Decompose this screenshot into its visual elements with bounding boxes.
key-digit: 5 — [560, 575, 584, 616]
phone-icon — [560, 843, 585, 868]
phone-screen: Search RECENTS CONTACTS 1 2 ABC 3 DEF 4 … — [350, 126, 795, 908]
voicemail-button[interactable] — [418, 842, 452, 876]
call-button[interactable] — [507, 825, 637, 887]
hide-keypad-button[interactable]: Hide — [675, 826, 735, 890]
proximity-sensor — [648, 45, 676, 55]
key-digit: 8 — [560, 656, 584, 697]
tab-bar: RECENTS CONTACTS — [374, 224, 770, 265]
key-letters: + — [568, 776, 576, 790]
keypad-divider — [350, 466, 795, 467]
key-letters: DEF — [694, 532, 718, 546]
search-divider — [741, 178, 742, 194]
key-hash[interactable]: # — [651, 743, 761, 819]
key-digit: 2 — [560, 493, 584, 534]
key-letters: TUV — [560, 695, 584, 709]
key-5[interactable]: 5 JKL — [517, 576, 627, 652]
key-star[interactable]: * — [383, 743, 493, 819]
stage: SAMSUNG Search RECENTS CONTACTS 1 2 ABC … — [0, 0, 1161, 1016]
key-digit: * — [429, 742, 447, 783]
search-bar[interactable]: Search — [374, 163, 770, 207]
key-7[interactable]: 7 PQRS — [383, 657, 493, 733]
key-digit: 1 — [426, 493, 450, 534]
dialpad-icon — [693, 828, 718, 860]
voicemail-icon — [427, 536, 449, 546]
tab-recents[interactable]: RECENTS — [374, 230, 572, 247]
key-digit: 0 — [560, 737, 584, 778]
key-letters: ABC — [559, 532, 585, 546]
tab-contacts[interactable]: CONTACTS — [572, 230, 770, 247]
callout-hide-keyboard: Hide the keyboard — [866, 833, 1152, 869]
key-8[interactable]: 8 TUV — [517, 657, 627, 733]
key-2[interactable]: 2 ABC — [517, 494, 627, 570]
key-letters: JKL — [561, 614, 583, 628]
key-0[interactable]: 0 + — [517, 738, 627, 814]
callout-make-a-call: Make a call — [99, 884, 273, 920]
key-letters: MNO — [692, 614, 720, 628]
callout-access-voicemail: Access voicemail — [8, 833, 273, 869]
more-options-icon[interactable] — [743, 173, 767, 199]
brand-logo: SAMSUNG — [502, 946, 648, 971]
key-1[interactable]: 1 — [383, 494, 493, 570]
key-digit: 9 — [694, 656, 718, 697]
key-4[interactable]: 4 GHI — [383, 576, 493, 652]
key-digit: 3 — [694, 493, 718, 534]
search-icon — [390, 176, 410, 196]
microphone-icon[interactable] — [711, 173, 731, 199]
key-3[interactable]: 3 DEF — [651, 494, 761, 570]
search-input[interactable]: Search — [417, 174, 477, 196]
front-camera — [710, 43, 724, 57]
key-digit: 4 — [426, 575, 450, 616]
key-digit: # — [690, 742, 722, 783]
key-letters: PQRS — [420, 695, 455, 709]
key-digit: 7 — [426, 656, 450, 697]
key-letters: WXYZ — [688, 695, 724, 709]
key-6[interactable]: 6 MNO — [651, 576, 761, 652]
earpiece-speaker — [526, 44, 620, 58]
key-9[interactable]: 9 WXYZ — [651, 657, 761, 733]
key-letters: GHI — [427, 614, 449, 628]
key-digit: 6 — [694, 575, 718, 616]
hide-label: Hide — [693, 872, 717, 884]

----

STATED PROBLEM => Please return the items from the first line through the line containing "key-hash[interactable]: # —", keeping every line unchanged.

FINISHED TASK =>
Decompose this screenshot into its visual elements with bounding boxes.
key-digit: 5 — [560, 575, 584, 616]
phone-icon — [560, 843, 585, 868]
phone-screen: Search RECENTS CONTACTS 1 2 ABC 3 DEF 4 … — [350, 126, 795, 908]
voicemail-button[interactable] — [418, 842, 452, 876]
call-button[interactable] — [507, 825, 637, 887]
hide-keypad-button[interactable]: Hide — [675, 826, 735, 890]
proximity-sensor — [648, 45, 676, 55]
key-digit: 8 — [560, 656, 584, 697]
tab-bar: RECENTS CONTACTS — [374, 224, 770, 265]
key-letters: + — [568, 776, 576, 790]
keypad-divider — [350, 466, 795, 467]
key-letters: DEF — [694, 532, 718, 546]
search-divider — [741, 178, 742, 194]
key-hash[interactable]: # — [651, 743, 761, 819]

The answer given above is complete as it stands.